◆ Task details ◆
Reproduce the whole listing, character for character.

Data items
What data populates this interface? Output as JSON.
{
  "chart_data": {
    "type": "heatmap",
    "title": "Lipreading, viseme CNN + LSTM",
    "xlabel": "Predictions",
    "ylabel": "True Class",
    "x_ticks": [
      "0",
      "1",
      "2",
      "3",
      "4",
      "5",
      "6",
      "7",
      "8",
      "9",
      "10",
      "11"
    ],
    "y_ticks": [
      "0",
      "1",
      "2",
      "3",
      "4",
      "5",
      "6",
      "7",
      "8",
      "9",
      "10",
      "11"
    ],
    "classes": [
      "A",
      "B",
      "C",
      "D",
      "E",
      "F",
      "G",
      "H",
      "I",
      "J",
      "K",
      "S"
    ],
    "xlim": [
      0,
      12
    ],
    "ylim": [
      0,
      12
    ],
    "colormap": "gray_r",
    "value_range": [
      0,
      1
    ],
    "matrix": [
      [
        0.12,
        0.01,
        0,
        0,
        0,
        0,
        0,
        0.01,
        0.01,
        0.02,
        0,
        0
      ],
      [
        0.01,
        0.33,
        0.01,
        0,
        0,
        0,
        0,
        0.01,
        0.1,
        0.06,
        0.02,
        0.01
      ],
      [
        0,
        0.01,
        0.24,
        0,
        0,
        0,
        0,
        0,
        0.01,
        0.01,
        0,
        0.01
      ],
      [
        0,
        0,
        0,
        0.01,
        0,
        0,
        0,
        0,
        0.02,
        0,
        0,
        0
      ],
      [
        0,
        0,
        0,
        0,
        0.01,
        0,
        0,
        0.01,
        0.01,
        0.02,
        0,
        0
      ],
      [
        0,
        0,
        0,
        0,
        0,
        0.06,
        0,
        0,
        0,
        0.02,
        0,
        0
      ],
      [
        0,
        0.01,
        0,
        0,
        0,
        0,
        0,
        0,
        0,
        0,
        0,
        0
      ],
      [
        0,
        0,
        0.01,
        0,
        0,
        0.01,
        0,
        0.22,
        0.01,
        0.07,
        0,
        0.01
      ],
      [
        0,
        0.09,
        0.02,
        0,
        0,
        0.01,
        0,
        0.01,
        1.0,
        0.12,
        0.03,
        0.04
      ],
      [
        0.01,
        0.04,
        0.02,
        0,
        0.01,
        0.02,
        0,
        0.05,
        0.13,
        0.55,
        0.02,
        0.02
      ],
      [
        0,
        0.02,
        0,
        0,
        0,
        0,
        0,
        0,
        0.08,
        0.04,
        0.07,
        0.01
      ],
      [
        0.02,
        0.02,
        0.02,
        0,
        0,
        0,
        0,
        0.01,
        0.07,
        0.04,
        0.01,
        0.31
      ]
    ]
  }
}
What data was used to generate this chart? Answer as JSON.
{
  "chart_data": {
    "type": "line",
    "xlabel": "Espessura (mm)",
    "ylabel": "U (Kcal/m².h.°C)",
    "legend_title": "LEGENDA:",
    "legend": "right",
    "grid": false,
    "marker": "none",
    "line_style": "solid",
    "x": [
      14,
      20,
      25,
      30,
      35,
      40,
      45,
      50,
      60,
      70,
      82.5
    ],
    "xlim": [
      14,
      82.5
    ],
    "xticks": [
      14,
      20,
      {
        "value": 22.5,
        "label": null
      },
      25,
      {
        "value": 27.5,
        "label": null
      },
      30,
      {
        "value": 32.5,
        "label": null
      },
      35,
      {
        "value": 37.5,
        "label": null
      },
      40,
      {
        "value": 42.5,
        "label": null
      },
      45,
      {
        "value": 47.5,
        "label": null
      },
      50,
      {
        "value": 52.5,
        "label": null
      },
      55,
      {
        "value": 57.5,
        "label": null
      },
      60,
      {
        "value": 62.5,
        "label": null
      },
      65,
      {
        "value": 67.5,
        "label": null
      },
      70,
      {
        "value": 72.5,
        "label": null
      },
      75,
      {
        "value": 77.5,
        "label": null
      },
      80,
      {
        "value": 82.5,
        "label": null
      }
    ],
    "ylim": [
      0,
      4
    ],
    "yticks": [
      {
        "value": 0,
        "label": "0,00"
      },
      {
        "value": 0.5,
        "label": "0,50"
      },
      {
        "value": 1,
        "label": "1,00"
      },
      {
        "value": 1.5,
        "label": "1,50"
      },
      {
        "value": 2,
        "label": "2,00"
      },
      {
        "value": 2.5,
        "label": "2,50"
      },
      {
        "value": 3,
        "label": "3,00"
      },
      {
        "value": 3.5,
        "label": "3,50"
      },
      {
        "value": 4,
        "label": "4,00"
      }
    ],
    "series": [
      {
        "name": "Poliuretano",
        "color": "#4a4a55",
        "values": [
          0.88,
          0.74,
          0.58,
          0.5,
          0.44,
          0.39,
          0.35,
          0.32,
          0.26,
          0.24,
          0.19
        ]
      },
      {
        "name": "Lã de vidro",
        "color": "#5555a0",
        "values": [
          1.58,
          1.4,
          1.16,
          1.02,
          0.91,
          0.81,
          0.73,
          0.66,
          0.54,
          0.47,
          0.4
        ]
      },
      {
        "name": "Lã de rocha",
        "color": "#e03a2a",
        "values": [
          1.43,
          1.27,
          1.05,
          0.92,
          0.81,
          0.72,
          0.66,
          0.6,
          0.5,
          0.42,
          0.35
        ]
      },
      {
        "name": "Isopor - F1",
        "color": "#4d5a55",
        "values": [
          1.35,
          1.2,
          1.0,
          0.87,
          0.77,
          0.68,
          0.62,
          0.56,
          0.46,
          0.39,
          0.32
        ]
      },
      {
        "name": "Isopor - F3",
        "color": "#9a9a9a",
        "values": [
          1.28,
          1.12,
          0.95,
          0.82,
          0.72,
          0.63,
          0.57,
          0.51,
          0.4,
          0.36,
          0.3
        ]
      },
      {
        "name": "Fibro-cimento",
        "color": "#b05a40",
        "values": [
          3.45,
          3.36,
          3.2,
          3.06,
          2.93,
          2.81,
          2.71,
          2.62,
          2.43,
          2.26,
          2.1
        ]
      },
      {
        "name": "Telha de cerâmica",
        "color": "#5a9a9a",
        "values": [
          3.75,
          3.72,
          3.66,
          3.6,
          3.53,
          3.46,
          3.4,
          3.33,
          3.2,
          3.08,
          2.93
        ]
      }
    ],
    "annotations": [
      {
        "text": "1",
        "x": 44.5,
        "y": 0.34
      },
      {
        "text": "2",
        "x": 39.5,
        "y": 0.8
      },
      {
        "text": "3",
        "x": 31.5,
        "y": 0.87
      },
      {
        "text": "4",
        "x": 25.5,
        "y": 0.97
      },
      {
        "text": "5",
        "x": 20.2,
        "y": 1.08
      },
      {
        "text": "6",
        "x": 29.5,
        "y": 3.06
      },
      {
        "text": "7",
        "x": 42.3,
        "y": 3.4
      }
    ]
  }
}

◆ Output for this exercise ◆
What data populates this interface? Output as JSON.
{
  "chart_data": {
    "type": "heatmap",
    "title": "Lipreading, viseme CNN + LSTM",
    "xlabel": "Predictions",
    "ylabel": "True Class",
    "x_ticks": [
      "0",
      "1",
      "2",
      "3",
      "4",
      "5",
      "6",
      "7",
      "8",
      "9",
      "10",
      "11"
    ],
    "y_ticks": [
      "0",
      "1",
      "2",
      "3",
      "4",
      "5",
      "6",
      "7",
      "8",
      "9",
      "10",
      "11"
    ],
    "classes": [
      "A",
      "B",
      "C",
      "D",
      "E",
      "F",
      "G",
      "H",
      "I",
      "J",
      "K",
      "S"
    ],
    "xlim": [
      0,
      12
    ],
    "ylim": [
      0,
      12
    ],
    "colormap": "gray_r",
    "value_range": [
      0,
      1
    ],
    "matrix": [
      [
        0.12,
        0.01,
        0,
        0,
        0,
        0,
        0,
        0.01,
        0.01,
        0.02,
        0,
        0
      ],
      [
        0.01,
        0.33,
        0.01,
        0,
        0,
        0,
        0,
        0.01,
        0.1,
        0.06,
        0.02,
        0.01
      ],
      [
        0,
        0.01,
        0.24,
        0,
        0,
        0,
        0,
        0,
        0.01,
        0.01,
        0,
        0.01
      ],
      [
        0,
        0,
        0,
        0.01,
        0,
        0,
        0,
        0,
        0.02,
        0,
        0,
        0
      ],
      [
        0,
        0,
        0,
        0,
        0.01,
        0,
        0,
        0.01,
        0.01,
        0.02,
        0,
        0
      ],
      [
        0,
        0,
        0,
        0,
        0,
        0.06,
        0,
        0,
        0,
        0.02,
        0,
        0
      ],
      [
        0,
        0.01,
        0,
        0,
        0,
        0,
        0,
        0,
        0,
        0,
        0,
        0
      ],
      [
        0,
        0,
        0.01,
        0,
        0,
        0.01,
        0,
        0.22,
        0.01,
        0.07,
        0,
        0.01
      ],
      [
        0,
        0.09,
        0.02,
        0,
        0,
        0.01,
        0,
        0.01,
        1.0,
        0.12,
        0.03,
        0.04
      ],
      [
        0.01,
        0.04,
        0.02,
        0,
        0.01,
        0.02,
        0,
        0.05,
        0.13,
        0.55,
        0.02,
        0.02
      ],
      [
        0,
        0.02,
        0,
        0,
        0,
        0,
        0,
        0,
        0.08,
        0.04,
        0.07,
        0.01
      ],
      [
        0.02,
        0.02,
        0.02,
        0,
        0,
        0,
        0,
        0.01,
        0.07,
        0.04,
        0.01,
        0.31
      ]
    ]
  }
}
What data was used to generate this chart? Answer as JSON.
{
  "chart_data": {
    "type": "line",
    "xlabel": "Espessura (mm)",
    "ylabel": "U (Kcal/m².h.°C)",
    "legend_title": "LEGENDA:",
    "legend": "right",
    "grid": false,
    "marker": "none",
    "line_style": "solid",
    "x": [
      14,
      20,
      25,
      30,
      35,
      40,
      45,
      50,
      60,
      70,
      82.5
    ],
    "xlim": [
      14,
      82.5
    ],
    "xticks": [
      14,
      20,
      {
        "value": 22.5,
        "label": null
      },
      25,
      {
        "value": 27.5,
        "label": null
      },
      30,
      {
        "value": 32.5,
        "label": null
      },
      35,
      {
        "value": 37.5,
        "label": null
      },
      40,
      {
        "value": 42.5,
        "label": null
      },
      45,
      {
        "value": 47.5,
        "label": null
      },
      50,
      {
        "value": 52.5,
        "label": null
      },
      55,
      {
        "value": 57.5,
        "label": null
      },
      60,
      {
        "value": 62.5,
        "label": null
      },
      65,
      {
        "value": 67.5,
        "label": null
      },
      70,
      {
        "value": 72.5,
        "label": null
      },
      75,
      {
        "value": 77.5,
        "label": null
      },
      80,
      {
        "value": 82.5,
        "label": null
      }
    ],
    "ylim": [
      0,
      4
    ],
    "yticks": [
      {
        "value": 0,
        "label": "0,00"
      },
      {
        "value": 0.5,
        "label": "0,50"
      },
      {
        "value": 1,
        "label": "1,00"
      },
      {
        "value": 1.5,
        "label": "1,50"
      },
      {
        "value": 2,
        "label": "2,00"
      },
      {
        "value": 2.5,
        "label": "2,50"
      },
      {
        "value": 3,
        "label": "3,00"
      },
      {
        "value": 3.5,
        "label": "3,50"
      },
      {
        "value": 4,
        "label": "4,00"
      }
    ],
    "series": [
      {
        "name": "Poliuretano",
        "color": "#4a4a55",
        "values": [
          0.88,
          0.74,
          0.58,
          0.5,
          0.44,
          0.39,
          0.35,
          0.32,
          0.26,
          0.24,
          0.19
        ]
      },
      {
        "name": "Lã de vidro",
        "color": "#5555a0",
        "values": [
          1.58,
          1.4,
          1.16,
          1.02,
          0.91,
          0.81,
          0.73,
          0.66,
          0.54,
          0.47,
          0.4
        ]
      },
      {
        "name": "Lã de rocha",
        "color": "#e03a2a",
        "values": [
          1.43,
          1.27,
          1.05,
          0.92,
          0.81,
          0.72,
          0.66,
          0.6,
          0.5,
          0.42,
          0.35
        ]
      },
      {
        "name": "Isopor - F1",
        "color": "#4d5a55",
        "values": [
          1.35,
          1.2,
          1.0,
          0.87,
          0.77,
          0.68,
          0.62,
          0.56,
          0.46,
          0.39,
          0.32
        ]
      },
      {
        "name": "Isopor - F3",
        "color": "#9a9a9a",
        "values": [
          1.28,
          1.12,
          0.95,
          0.82,
          0.72,
          0.63,
          0.57,
          0.51,
          0.4,
          0.36,
          0.3
        ]
      },
      {
        "name": "Fibro-cimento",
        "color": "#b05a40",
        "values": [
          3.45,
          3.36,
          3.2,
          3.06,
          2.93,
          2.81,
          2.71,
          2.62,
          2.43,
          2.26,
          2.1
        ]
      },
      {
        "name": "Telha de cerâmica",
        "color": "#5a9a9a",
        "values": [
          3.75,
          3.72,
          3.66,
          3.6,
          3.53,
          3.46,
          3.4,
          3.33,
          3.2,
          3.08,
          2.93
        ]
      }
    ],
    "annotations": [
      {
        "text": "1",
        "x": 44.5,
        "y": 0.34
      },
      {
        "text": "2",
        "x": 39.5,
        "y": 0.8
      },
      {
        "text": "3",
        "x": 31.5,
        "y": 0.87
      },
      {
        "text": "4",
        "x": 25.5,
        "y": 0.97
      },
      {
        "text": "5",
        "x": 20.2,
        "y": 1.08
      },
      {
        "text": "6",
        "x": 29.5,
        "y": 3.06
      },
      {
        "text": "7",
        "x": 42.3,
        "y": 3.4
      }
    ]
  }
}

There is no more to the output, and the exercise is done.